#### Aim of the task:
Only the number is wanted: how many lines of the data contain "Observed"?

--- start of Extracted information ---

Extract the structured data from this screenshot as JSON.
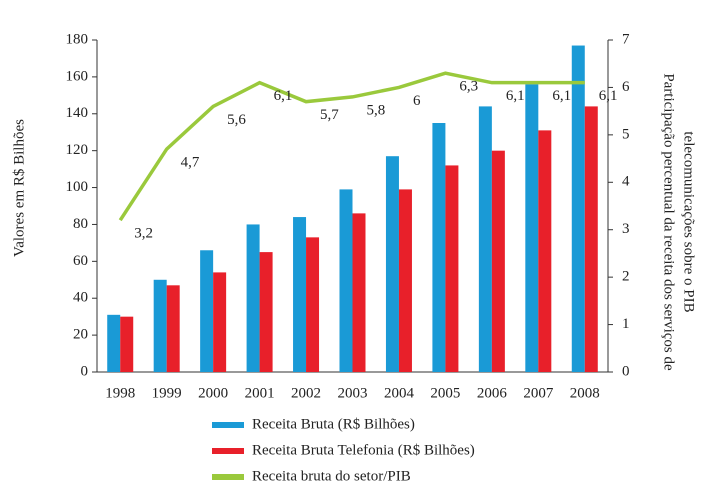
{
  "chart_data": {
    "type": "bar",
    "ylabel": "Valores em R$ Bilhões",
    "y2label": [
      "Participação percentual da receita dos serviços de",
      "telecomunicações sobre o PIB"
    ],
    "categories": [
      "1998",
      "1999",
      "2000",
      "2001",
      "2002",
      "2003",
      "2004",
      "2005",
      "2006",
      "2007",
      "2008"
    ],
    "series": [
      {
        "name": "Receita Bruta (R$ Bilhões)",
        "color": "#1a9ad6",
        "values": [
          31,
          50,
          66,
          80,
          84,
          99,
          117,
          135,
          144,
          156,
          177
        ]
      },
      {
        "name": "Receita Bruta Telefonia (R$ Bilhões)",
        "color": "#e8202a",
        "values": [
          30,
          47,
          54,
          65,
          73,
          86,
          99,
          112,
          120,
          131,
          144
        ]
      },
      {
        "name": "Receita bruta do setor/PIB",
        "color": "#9ac93c",
        "type": "line",
        "axis": "y2",
        "values": [
          3.2,
          4.7,
          5.6,
          6.1,
          5.7,
          5.8,
          6,
          6.3,
          6.1,
          6.1,
          6.1
        ],
        "value_labels": [
          "3,2",
          "4,7",
          "5,6",
          "6,1",
          "5,7",
          "5,8",
          "6",
          "6,3",
          "6,1",
          "6,1",
          "6,1"
        ]
      }
    ],
    "ylim": [
      0,
      180
    ],
    "yticks": [
      0,
      20,
      40,
      60,
      80,
      100,
      120,
      140,
      160,
      180
    ],
    "y2lim": [
      0,
      7
    ],
    "y2ticks": [
      0,
      1,
      2,
      3,
      4,
      5,
      6,
      7
    ]
  }
}
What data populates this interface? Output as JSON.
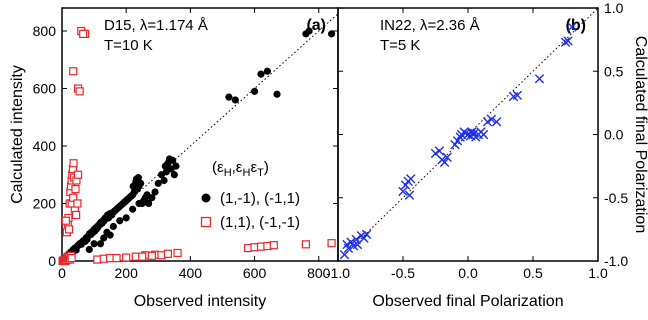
{
  "chart_data": [
    {
      "type": "scatter",
      "panel_label": "(a)",
      "annotation_lines": [
        "D15, λ=1.174 Å",
        "T=10 K"
      ],
      "xlabel": "Observed intensity",
      "ylabel": "Calculated intensity",
      "xlim": [
        0,
        860
      ],
      "ylim": [
        0,
        880
      ],
      "xticks": [
        0,
        200,
        400,
        600,
        800
      ],
      "yticks": [
        0,
        200,
        400,
        600,
        800
      ],
      "reference_line": "y = x (dotted)",
      "legend": {
        "title": "(εH,εHεT)",
        "position": "center-right",
        "entries": [
          "(1,-1), (-1,1)",
          "(1,1), (-1,-1)"
        ]
      },
      "series": [
        {
          "name": "(1,-1), (-1,1)",
          "marker": "filled-circle",
          "color": "#000000",
          "points": [
            [
              5,
              5
            ],
            [
              12,
              10
            ],
            [
              18,
              20
            ],
            [
              22,
              25
            ],
            [
              28,
              32
            ],
            [
              32,
              28
            ],
            [
              35,
              40
            ],
            [
              40,
              45
            ],
            [
              44,
              38
            ],
            [
              48,
              52
            ],
            [
              52,
              55
            ],
            [
              55,
              60
            ],
            [
              60,
              58
            ],
            [
              62,
              65
            ],
            [
              66,
              70
            ],
            [
              70,
              72
            ],
            [
              72,
              68
            ],
            [
              75,
              80
            ],
            [
              78,
              75
            ],
            [
              80,
              85
            ],
            [
              84,
              90
            ],
            [
              86,
              95
            ],
            [
              90,
              92
            ],
            [
              92,
              100
            ],
            [
              95,
              98
            ],
            [
              98,
              105
            ],
            [
              100,
              110
            ],
            [
              102,
              104
            ],
            [
              105,
              115
            ],
            [
              108,
              112
            ],
            [
              110,
              120
            ],
            [
              112,
              118
            ],
            [
              115,
              125
            ],
            [
              118,
              130
            ],
            [
              120,
              128
            ],
            [
              122,
              135
            ],
            [
              125,
              132
            ],
            [
              128,
              140
            ],
            [
              130,
              138
            ],
            [
              132,
              145
            ],
            [
              135,
              150
            ],
            [
              138,
              148
            ],
            [
              140,
              155
            ],
            [
              142,
              160
            ],
            [
              145,
              150
            ],
            [
              150,
              165
            ],
            [
              155,
              160
            ],
            [
              160,
              170
            ],
            [
              165,
              175
            ],
            [
              170,
              180
            ],
            [
              175,
              185
            ],
            [
              180,
              190
            ],
            [
              185,
              195
            ],
            [
              190,
              200
            ],
            [
              195,
              205
            ],
            [
              200,
              210
            ],
            [
              205,
              215
            ],
            [
              210,
              220
            ],
            [
              215,
              225
            ],
            [
              220,
              230
            ],
            [
              222,
              260
            ],
            [
              225,
              240
            ],
            [
              228,
              250
            ],
            [
              230,
              275
            ],
            [
              232,
              285
            ],
            [
              235,
              250
            ],
            [
              238,
              290
            ],
            [
              240,
              260
            ],
            [
              245,
              270
            ],
            [
              250,
              200
            ],
            [
              255,
              210
            ],
            [
              260,
              220
            ],
            [
              265,
              230
            ],
            [
              270,
              200
            ],
            [
              280,
              220
            ],
            [
              290,
              240
            ],
            [
              300,
              270
            ],
            [
              310,
              300
            ],
            [
              318,
              280
            ],
            [
              322,
              330
            ],
            [
              325,
              310
            ],
            [
              330,
              340
            ],
            [
              335,
              355
            ],
            [
              340,
              320
            ],
            [
              345,
              350
            ],
            [
              350,
              300
            ],
            [
              355,
              330
            ],
            [
              120,
              60
            ],
            [
              140,
              100
            ],
            [
              160,
              120
            ],
            [
              180,
              140
            ],
            [
              200,
              150
            ],
            [
              220,
              180
            ],
            [
              240,
              200
            ],
            [
              150,
              90
            ],
            [
              100,
              60
            ],
            [
              130,
              80
            ],
            [
              85,
              40
            ],
            [
              520,
              570
            ],
            [
              540,
              560
            ],
            [
              600,
              590
            ],
            [
              620,
              650
            ],
            [
              640,
              660
            ],
            [
              670,
              580
            ],
            [
              760,
              790
            ],
            [
              770,
              800
            ],
            [
              840,
              790
            ]
          ]
        },
        {
          "name": "(1,1), (-1,-1)",
          "marker": "open-square",
          "color": "#e8262b",
          "points": [
            [
              2,
              0
            ],
            [
              5,
              2
            ],
            [
              8,
              5
            ],
            [
              10,
              0
            ],
            [
              12,
              6
            ],
            [
              14,
              3
            ],
            [
              16,
              10
            ],
            [
              18,
              15
            ],
            [
              20,
              8
            ],
            [
              22,
              12
            ],
            [
              25,
              5
            ],
            [
              28,
              18
            ],
            [
              30,
              10
            ],
            [
              15,
              100
            ],
            [
              18,
              130
            ],
            [
              20,
              150
            ],
            [
              22,
              110
            ],
            [
              24,
              200
            ],
            [
              26,
              240
            ],
            [
              28,
              260
            ],
            [
              30,
              280
            ],
            [
              32,
              300
            ],
            [
              34,
              320
            ],
            [
              36,
              340
            ],
            [
              38,
              290
            ],
            [
              40,
              180
            ],
            [
              30,
              200
            ],
            [
              35,
              220
            ],
            [
              12,
              140
            ],
            [
              45,
              280
            ],
            [
              50,
              300
            ],
            [
              42,
              250
            ],
            [
              48,
              200
            ],
            [
              44,
              160
            ],
            [
              60,
              800
            ],
            [
              72,
              790
            ],
            [
              66,
              790
            ],
            [
              35,
              660
            ],
            [
              50,
              600
            ],
            [
              55,
              590
            ],
            [
              110,
              5
            ],
            [
              130,
              8
            ],
            [
              150,
              10
            ],
            [
              170,
              10
            ],
            [
              200,
              12
            ],
            [
              230,
              15
            ],
            [
              260,
              20
            ],
            [
              290,
              22
            ],
            [
              310,
              20
            ],
            [
              330,
              25
            ],
            [
              360,
              28
            ],
            [
              250,
              15
            ],
            [
              280,
              18
            ],
            [
              580,
              45
            ],
            [
              600,
              48
            ],
            [
              620,
              50
            ],
            [
              640,
              52
            ],
            [
              660,
              55
            ],
            [
              760,
              58
            ],
            [
              840,
              62
            ]
          ]
        }
      ]
    },
    {
      "type": "scatter",
      "panel_label": "(b)",
      "annotation_lines": [
        "IN22, λ=2.36 Å",
        "T=5 K"
      ],
      "xlabel": "Observed final Polarization",
      "ylabel": "Calculated final Polarization",
      "xlim": [
        -1.0,
        1.0
      ],
      "ylim": [
        -1.0,
        1.0
      ],
      "xticks": [
        -1.0,
        -0.5,
        0.0,
        0.5,
        1.0
      ],
      "xtick_labels": [
        "-1.0",
        "-0.5",
        "0.0",
        "0.5",
        "1.0"
      ],
      "yticks": [
        -1.0,
        -0.5,
        0.0,
        0.5,
        1.0
      ],
      "ytick_labels": [
        "-1.0",
        "-0.5",
        "0.0",
        "0.5",
        "1.0"
      ],
      "y_axis_side": "right",
      "reference_line": "y = x (dotted)",
      "series": [
        {
          "marker": "x-cross",
          "color": "#1f30e6",
          "points": [
            [
              -0.95,
              -0.95
            ],
            [
              -0.93,
              -0.87
            ],
            [
              -0.92,
              -0.9
            ],
            [
              -0.9,
              -0.85
            ],
            [
              -0.88,
              -0.88
            ],
            [
              -0.86,
              -0.83
            ],
            [
              -0.85,
              -0.87
            ],
            [
              -0.82,
              -0.8
            ],
            [
              -0.8,
              -0.82
            ],
            [
              -0.78,
              -0.79
            ],
            [
              -0.5,
              -0.45
            ],
            [
              -0.48,
              -0.4
            ],
            [
              -0.46,
              -0.37
            ],
            [
              -0.45,
              -0.48
            ],
            [
              -0.44,
              -0.35
            ],
            [
              -0.25,
              -0.15
            ],
            [
              -0.22,
              -0.13
            ],
            [
              -0.2,
              -0.2
            ],
            [
              -0.18,
              -0.22
            ],
            [
              -0.16,
              -0.18
            ],
            [
              -0.1,
              -0.08
            ],
            [
              -0.08,
              -0.05
            ],
            [
              -0.06,
              -0.02
            ],
            [
              -0.05,
              0.0
            ],
            [
              -0.03,
              0.02
            ],
            [
              -0.02,
              0.01
            ],
            [
              0.0,
              0.0
            ],
            [
              0.02,
              -0.01
            ],
            [
              0.03,
              0.02
            ],
            [
              0.04,
              0.0
            ],
            [
              0.05,
              0.01
            ],
            [
              0.06,
              -0.02
            ],
            [
              0.08,
              0.0
            ],
            [
              0.1,
              0.02
            ],
            [
              0.12,
              0.0
            ],
            [
              0.15,
              0.1
            ],
            [
              0.18,
              0.12
            ],
            [
              0.22,
              0.1
            ],
            [
              0.35,
              0.3
            ],
            [
              0.38,
              0.31
            ],
            [
              0.55,
              0.44
            ],
            [
              0.75,
              0.73
            ],
            [
              0.77,
              0.74
            ],
            [
              0.8,
              0.85
            ]
          ]
        }
      ]
    }
  ]
}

--- end of Extracted information ---

#### Complete answer:
2